----- DATA SHOWN

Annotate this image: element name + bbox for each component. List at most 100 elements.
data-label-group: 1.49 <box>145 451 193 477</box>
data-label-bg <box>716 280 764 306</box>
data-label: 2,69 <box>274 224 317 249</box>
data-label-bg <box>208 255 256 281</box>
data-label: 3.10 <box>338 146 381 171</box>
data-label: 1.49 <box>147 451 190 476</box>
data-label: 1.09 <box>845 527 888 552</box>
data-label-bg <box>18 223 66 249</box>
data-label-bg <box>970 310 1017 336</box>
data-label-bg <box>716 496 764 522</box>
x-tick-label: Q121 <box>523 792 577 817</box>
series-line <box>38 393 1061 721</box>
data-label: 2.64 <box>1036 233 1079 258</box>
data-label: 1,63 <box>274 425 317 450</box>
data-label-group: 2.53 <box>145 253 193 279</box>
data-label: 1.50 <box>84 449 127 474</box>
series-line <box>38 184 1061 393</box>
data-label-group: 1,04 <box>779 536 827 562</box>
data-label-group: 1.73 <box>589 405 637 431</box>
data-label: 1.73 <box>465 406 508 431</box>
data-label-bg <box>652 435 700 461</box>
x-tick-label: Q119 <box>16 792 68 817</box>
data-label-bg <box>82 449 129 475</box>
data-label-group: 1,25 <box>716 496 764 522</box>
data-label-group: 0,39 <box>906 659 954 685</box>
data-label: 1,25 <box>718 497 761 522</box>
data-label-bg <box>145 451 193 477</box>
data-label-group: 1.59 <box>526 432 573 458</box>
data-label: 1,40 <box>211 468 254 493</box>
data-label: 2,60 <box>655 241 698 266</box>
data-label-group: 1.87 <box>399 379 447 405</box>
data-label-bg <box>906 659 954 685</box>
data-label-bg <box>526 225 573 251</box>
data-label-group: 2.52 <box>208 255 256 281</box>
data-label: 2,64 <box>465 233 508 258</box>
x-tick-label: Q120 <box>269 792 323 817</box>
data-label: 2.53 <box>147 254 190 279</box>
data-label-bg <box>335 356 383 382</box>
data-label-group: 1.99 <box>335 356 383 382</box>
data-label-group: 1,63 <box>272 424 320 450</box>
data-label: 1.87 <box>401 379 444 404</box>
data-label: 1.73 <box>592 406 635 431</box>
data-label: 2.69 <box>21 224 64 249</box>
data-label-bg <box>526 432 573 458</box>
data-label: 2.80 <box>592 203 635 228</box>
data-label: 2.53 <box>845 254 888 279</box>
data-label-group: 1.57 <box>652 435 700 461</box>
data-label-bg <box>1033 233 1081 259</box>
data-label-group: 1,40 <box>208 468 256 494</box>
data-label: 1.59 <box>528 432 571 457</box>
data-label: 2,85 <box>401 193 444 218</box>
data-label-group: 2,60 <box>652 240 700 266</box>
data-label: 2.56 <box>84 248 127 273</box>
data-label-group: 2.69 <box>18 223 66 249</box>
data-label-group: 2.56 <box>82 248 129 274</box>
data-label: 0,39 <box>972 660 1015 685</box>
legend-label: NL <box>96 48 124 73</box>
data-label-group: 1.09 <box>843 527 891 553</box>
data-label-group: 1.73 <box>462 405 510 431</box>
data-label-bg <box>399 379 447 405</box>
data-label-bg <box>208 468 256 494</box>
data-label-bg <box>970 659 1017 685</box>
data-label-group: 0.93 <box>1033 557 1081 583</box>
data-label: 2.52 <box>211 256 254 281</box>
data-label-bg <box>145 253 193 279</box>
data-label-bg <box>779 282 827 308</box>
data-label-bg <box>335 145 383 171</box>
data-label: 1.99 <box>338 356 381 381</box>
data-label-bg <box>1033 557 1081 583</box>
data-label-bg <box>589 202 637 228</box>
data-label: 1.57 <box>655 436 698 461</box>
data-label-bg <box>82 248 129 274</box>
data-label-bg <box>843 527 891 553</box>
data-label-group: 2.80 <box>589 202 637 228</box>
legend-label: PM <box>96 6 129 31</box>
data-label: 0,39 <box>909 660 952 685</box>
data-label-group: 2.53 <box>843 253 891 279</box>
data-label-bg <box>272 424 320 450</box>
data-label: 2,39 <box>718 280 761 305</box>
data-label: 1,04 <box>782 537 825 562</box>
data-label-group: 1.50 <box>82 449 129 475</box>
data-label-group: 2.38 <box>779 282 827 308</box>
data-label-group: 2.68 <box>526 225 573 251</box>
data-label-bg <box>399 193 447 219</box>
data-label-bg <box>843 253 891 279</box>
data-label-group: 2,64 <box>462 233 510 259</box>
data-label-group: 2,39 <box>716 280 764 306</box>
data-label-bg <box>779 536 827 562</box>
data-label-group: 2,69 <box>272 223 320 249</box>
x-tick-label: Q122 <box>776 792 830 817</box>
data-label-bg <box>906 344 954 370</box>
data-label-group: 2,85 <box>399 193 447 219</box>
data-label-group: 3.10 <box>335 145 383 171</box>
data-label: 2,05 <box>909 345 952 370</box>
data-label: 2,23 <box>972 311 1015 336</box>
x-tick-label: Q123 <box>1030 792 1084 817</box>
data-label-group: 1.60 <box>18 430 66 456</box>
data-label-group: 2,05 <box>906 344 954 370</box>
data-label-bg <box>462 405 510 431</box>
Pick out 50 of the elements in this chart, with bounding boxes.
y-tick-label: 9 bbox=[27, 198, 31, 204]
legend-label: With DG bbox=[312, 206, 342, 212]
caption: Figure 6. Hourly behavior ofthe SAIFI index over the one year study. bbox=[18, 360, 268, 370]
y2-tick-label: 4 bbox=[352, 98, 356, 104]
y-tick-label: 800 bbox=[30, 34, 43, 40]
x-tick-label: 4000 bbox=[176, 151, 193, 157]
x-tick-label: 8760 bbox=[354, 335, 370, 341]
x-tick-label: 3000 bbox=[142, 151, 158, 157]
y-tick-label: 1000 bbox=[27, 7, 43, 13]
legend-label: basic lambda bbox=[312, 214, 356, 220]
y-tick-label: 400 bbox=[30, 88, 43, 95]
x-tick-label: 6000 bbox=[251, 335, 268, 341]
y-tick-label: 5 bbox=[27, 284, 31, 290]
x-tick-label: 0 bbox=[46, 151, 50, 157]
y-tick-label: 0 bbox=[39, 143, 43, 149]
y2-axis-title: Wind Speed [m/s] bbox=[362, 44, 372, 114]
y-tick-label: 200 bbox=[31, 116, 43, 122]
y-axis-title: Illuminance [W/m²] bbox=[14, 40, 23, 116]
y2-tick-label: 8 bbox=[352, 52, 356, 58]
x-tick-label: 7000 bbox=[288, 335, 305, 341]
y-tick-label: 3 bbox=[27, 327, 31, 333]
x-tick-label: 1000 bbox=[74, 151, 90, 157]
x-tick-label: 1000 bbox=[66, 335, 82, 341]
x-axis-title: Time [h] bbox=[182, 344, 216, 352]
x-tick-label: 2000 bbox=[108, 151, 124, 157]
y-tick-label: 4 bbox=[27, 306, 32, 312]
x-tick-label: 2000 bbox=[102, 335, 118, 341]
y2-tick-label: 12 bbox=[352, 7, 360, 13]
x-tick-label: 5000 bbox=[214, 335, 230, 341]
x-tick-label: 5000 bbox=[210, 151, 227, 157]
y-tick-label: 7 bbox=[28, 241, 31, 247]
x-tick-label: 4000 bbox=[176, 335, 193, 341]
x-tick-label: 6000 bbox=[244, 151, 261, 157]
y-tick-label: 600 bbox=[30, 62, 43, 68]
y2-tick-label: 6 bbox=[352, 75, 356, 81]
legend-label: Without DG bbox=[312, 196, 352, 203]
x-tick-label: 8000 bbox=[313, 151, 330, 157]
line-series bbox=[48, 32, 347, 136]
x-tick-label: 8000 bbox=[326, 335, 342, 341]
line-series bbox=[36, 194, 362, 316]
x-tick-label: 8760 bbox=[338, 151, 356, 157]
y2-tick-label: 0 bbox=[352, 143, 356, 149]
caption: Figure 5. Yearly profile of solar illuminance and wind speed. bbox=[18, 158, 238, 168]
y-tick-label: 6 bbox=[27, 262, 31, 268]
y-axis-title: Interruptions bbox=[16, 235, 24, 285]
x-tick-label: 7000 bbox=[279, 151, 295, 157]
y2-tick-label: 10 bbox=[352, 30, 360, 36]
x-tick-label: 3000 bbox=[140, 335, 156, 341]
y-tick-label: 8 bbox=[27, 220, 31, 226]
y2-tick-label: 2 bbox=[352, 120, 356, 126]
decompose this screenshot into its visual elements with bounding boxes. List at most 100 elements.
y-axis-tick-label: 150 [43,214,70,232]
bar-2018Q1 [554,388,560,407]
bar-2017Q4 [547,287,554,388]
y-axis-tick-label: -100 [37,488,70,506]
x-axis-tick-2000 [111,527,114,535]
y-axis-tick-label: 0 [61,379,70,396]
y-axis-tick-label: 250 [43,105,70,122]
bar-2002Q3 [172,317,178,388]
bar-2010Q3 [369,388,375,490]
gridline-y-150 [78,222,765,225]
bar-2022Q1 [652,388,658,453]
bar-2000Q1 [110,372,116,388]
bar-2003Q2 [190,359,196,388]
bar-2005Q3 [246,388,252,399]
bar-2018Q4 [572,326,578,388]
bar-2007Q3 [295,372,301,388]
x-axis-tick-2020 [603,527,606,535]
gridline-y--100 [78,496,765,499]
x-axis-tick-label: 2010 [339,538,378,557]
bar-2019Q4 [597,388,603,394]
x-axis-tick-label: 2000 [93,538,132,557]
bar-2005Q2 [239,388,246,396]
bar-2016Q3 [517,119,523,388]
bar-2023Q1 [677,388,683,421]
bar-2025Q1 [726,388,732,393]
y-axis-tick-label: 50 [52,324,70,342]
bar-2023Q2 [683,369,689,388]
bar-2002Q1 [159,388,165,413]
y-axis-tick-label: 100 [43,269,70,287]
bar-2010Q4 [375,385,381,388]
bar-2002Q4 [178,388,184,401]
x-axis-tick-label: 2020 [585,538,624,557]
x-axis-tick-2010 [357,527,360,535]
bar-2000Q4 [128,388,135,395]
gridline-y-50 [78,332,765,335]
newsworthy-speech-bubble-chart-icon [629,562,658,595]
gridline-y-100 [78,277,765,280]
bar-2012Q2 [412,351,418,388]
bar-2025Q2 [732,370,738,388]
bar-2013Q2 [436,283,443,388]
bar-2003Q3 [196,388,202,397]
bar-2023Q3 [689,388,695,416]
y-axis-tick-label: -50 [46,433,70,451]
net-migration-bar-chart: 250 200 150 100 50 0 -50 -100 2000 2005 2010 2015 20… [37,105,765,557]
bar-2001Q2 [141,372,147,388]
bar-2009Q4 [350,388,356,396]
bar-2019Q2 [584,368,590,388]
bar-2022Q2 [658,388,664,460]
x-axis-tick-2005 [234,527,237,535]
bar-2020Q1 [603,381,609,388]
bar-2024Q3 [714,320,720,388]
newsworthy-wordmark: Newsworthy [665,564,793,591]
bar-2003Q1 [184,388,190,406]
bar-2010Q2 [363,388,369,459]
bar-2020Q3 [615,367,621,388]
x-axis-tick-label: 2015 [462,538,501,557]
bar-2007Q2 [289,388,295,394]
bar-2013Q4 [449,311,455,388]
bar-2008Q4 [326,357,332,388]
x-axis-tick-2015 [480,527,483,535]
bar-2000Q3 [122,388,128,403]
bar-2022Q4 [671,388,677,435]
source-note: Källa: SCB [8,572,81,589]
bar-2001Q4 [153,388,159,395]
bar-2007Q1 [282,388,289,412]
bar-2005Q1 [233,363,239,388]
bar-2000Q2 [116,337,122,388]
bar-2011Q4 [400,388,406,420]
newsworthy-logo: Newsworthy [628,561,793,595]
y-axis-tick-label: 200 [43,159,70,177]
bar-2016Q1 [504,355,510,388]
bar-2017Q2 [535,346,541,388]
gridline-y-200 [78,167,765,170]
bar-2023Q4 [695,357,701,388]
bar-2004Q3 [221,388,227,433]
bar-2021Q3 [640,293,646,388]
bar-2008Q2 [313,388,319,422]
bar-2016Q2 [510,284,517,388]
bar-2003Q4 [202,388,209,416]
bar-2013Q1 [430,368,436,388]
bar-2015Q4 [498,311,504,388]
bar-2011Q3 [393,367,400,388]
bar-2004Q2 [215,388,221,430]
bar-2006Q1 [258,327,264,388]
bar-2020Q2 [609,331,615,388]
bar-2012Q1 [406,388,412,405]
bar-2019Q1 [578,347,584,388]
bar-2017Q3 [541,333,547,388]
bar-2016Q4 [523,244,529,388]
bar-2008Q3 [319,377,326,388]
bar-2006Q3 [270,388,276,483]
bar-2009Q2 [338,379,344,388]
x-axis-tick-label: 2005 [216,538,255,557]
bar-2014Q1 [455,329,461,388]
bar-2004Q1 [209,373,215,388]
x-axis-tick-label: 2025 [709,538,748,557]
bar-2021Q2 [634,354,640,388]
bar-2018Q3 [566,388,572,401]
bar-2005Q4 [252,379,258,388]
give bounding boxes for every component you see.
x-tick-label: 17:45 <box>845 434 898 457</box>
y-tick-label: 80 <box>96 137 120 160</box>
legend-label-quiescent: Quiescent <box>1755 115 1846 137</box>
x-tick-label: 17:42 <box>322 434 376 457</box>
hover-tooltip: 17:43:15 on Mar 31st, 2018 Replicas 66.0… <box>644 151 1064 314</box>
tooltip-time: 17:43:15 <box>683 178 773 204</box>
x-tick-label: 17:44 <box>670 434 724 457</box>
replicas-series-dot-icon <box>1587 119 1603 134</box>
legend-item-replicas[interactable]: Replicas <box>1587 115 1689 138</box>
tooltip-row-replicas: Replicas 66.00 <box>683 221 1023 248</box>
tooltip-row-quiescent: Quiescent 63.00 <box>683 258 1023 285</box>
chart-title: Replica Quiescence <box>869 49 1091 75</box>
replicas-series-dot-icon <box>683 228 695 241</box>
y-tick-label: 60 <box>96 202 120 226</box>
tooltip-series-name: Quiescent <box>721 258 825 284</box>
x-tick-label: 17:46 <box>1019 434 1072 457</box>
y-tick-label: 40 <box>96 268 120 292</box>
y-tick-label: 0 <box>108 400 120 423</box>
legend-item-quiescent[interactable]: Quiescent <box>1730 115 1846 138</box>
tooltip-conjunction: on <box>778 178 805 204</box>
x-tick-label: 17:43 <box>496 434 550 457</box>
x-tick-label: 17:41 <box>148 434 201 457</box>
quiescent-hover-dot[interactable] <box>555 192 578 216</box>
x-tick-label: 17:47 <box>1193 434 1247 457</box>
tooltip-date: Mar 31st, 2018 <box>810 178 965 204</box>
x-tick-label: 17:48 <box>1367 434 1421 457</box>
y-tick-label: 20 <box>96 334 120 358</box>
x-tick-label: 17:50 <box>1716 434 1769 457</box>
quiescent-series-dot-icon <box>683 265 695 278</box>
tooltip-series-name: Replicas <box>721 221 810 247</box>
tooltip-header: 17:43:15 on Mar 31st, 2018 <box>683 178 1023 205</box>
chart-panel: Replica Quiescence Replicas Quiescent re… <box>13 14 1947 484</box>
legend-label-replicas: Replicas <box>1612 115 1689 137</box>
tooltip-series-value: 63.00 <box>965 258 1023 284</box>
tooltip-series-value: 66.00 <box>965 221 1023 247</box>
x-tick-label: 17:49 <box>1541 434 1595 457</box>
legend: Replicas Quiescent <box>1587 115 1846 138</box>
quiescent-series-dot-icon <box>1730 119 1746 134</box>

----------

## WHAT IS REQUIRED
Put the material, from its first line through the line containing "data-label-bg <box>82 449 129 475</box>" (both included), into a Markdown table with the columns Row and Text. Number each line in Row and skip any blank lines.

## FINAL RESULT
| Row | Text |
|---|---|
| 1 | Annotate this image: element name + bbox for each component. List at most 100 elements. |
| 2 | data-label-group: 1.49 <box>145 451 193 477</box> |
| 3 | data-label-bg <box>716 280 764 306</box> |
| 4 | data-label: 2,69 <box>274 224 317 249</box> |
| 5 | data-label-bg <box>208 255 256 281</box> |
| 6 | data-label: 3.10 <box>338 146 381 171</box> |
| 7 | data-label: 1.49 <box>147 451 190 476</box> |
| 8 | data-label: 1.09 <box>845 527 888 552</box> |
| 9 | data-label-bg <box>18 223 66 249</box> |
| 10 | data-label-bg <box>970 310 1017 336</box> |
| 11 | data-label-bg <box>716 496 764 522</box> |
| 12 | x-tick-label: Q121 <box>523 792 577 817</box> |
| 13 | series-line <box>38 393 1061 721</box> |
| 14 | data-label: 2.64 <box>1036 233 1079 258</box> |
| 15 | data-label: 1,63 <box>274 425 317 450</box> |
| 16 | data-label-group: 2.53 <box>145 253 193 279</box> |
| 17 | data-label: 1.50 <box>84 449 127 474</box> |
| 18 | series-line <box>38 184 1061 393</box> |
| 19 | data-label-group: 1,04 <box>779 536 827 562</box> |
| 20 | data-label-group: 1.73 <box>589 405 637 431</box> |
| 21 | data-label: 1.73 <box>465 406 508 431</box> |
| 22 | data-label-bg <box>652 435 700 461</box> |
| 23 | x-tick-label: Q119 <box>16 792 68 817</box> |
| 24 | data-label-bg <box>82 449 129 475</box> |